Required work:
Go through the material below and copy each line where the word "BPSC" appears.

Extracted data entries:
•••••
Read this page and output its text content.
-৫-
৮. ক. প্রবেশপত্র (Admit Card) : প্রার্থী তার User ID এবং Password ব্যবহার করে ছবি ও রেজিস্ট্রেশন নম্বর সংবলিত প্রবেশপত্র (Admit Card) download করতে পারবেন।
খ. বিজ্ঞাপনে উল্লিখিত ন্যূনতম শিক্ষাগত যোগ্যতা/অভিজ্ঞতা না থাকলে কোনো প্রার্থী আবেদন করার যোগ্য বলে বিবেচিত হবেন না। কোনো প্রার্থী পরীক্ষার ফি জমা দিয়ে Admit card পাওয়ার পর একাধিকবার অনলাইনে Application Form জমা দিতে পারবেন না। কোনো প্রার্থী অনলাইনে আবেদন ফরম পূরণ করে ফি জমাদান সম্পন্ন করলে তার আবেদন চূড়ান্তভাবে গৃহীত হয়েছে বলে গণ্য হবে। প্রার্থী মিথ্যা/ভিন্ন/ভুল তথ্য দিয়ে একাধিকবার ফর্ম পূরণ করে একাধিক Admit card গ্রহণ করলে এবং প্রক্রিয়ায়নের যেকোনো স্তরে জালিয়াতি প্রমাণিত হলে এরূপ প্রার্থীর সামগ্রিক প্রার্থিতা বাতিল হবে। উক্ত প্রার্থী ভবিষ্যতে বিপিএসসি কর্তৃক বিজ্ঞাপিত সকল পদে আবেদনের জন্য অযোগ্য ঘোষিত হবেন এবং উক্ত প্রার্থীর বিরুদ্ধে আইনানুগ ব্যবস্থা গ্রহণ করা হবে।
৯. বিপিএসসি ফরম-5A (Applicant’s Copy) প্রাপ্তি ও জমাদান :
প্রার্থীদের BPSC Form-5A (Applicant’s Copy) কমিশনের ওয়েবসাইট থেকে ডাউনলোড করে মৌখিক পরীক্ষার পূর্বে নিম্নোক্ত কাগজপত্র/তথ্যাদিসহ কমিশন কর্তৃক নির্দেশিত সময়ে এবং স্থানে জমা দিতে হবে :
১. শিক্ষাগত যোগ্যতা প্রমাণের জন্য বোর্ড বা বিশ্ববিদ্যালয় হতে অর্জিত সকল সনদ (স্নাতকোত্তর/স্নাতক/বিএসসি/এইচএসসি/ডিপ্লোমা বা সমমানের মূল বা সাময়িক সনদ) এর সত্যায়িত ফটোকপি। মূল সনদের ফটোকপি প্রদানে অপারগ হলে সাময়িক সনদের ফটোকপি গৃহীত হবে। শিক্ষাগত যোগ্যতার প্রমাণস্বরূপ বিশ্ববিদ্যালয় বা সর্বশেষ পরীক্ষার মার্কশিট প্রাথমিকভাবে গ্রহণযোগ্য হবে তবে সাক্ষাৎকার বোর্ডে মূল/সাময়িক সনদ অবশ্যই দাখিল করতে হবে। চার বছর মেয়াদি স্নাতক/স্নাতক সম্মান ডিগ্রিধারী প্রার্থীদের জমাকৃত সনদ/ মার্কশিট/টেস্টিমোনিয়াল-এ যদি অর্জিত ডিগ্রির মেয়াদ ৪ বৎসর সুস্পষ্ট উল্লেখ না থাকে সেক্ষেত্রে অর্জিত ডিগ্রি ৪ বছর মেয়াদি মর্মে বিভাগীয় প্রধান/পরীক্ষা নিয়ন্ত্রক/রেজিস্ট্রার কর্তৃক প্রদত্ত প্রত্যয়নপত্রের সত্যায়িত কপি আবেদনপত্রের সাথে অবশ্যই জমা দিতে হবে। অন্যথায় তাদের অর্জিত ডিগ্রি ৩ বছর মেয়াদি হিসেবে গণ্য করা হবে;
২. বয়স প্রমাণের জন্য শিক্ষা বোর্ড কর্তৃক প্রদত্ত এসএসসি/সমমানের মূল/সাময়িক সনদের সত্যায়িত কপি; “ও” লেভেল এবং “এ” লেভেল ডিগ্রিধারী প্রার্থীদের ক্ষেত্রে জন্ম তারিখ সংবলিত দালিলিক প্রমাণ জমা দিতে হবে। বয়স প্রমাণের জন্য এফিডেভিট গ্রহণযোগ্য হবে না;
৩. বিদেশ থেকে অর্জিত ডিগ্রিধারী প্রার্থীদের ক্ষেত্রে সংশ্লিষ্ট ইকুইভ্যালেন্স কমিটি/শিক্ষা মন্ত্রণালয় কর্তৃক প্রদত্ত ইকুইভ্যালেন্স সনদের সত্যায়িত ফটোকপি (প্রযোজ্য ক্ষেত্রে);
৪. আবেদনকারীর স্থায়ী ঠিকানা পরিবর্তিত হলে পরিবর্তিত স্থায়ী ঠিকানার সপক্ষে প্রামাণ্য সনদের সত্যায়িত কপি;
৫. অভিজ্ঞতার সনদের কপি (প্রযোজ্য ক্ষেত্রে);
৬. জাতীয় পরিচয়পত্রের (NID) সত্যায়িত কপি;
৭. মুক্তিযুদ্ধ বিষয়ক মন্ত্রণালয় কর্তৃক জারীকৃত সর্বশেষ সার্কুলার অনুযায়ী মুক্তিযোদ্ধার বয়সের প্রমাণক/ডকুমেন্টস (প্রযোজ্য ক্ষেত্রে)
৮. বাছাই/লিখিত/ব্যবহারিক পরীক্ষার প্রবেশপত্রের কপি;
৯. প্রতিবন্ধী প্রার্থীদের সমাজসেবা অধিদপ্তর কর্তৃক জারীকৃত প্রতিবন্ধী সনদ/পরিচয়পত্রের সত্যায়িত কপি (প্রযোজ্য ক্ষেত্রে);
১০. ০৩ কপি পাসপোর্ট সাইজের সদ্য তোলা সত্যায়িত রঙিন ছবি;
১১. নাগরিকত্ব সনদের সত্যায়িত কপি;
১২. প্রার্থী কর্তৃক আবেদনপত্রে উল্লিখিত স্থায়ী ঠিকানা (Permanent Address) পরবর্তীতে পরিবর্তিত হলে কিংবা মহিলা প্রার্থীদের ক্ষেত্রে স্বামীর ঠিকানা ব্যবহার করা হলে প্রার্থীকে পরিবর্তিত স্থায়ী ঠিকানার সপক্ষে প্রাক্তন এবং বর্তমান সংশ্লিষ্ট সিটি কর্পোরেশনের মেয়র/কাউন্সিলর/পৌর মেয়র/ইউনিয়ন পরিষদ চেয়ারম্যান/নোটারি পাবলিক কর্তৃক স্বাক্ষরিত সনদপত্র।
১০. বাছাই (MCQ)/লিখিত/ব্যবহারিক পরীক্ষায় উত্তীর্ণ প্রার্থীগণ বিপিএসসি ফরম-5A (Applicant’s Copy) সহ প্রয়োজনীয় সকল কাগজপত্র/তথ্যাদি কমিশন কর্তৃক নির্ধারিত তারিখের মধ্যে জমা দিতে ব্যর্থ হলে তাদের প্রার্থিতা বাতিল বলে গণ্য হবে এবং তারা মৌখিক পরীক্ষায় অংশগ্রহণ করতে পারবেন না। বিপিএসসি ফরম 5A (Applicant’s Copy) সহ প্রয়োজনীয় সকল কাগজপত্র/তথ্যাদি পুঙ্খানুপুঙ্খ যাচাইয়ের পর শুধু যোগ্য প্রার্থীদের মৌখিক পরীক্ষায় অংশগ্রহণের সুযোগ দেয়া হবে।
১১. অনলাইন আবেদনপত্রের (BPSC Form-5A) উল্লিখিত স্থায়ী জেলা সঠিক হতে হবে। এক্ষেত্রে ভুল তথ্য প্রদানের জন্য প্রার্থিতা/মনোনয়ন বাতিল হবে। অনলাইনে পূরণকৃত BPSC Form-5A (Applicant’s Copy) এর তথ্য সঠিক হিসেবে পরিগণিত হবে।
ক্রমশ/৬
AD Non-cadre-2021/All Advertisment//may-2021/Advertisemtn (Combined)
•••••
Final result:
প্রার্থীদের BPSC Form-5A (Applicant’s Copy) কমিশনের ওয়েবসাইট থেকে ডাউনলোড করে মৌখিক পরীক্ষার পূর্বে নিম্নোক্ত কাগজপত্র/তথ্যাদিসহ কমিশন কর্তৃক নির্দেশিত সময়ে এবং স্থানে জমা দিতে হবে :
১১. অনলাইন আবেদনপত্রের (BPSC Form-5A) উল্লিখিত স্থায়ী জেলা সঠিক হতে হবে। এক্ষেত্রে ভুল তথ্য প্রদানের জন্য প্রার্থিতা/মনোনয়ন বাতিল হবে। অনলাইনে পূরণকৃত BPSC Form-5A (Applicant’s Copy) এর তথ্য সঠিক হিসেবে পরিগণিত হবে।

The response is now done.